- [Exercise]: Return every entry exactly as written.

- [Data entries]:
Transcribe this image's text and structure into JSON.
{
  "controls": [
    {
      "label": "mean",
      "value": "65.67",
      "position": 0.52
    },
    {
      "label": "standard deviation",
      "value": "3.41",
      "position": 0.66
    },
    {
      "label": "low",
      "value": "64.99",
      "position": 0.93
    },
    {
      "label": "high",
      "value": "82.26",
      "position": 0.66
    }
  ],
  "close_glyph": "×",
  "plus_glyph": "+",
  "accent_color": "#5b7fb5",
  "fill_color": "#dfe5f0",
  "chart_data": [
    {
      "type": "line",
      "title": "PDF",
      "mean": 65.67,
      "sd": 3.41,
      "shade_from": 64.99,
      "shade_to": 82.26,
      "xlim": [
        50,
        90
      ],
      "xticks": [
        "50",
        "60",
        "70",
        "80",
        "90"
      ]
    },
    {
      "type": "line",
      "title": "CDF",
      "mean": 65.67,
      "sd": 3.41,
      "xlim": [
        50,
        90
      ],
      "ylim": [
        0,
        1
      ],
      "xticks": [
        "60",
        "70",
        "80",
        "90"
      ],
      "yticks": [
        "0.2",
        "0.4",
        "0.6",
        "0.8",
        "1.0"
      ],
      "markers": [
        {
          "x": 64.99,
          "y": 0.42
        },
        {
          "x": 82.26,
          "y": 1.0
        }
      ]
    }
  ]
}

- [The response]:
Transcribe this image's text and structure into JSON.
{
  "controls": [
    {
      "label": "mean",
      "value": "65.67",
      "position": 0.52
    },
    {
      "label": "standard deviation",
      "value": "3.41",
      "position": 0.66
    },
    {
      "label": "low",
      "value": "64.99",
      "position": 0.93
    },
    {
      "label": "high",
      "value": "82.26",
      "position": 0.66
    }
  ],
  "close_glyph": "×",
  "plus_glyph": "+",
  "accent_color": "#5b7fb5",
  "fill_color": "#dfe5f0",
  "chart_data": [
    {
      "type": "line",
      "title": "PDF",
      "mean": 65.67,
      "sd": 3.41,
      "shade_from": 64.99,
      "shade_to": 82.26,
      "xlim": [
        50,
        90
      ],
      "xticks": [
        "50",
        "60",
        "70",
        "80",
        "90"
      ]
    },
    {
      "type": "line",
      "title": "CDF",
      "mean": 65.67,
      "sd": 3.41,
      "xlim": [
        50,
        90
      ],
      "ylim": [
        0,
        1
      ],
      "xticks": [
        "60",
        "70",
        "80",
        "90"
      ],
      "yticks": [
        "0.2",
        "0.4",
        "0.6",
        "0.8",
        "1.0"
      ],
      "markers": [
        {
          "x": 64.99,
          "y": 0.42
        },
        {
          "x": 82.26,
          "y": 1.0
        }
      ]
    }
  ]
}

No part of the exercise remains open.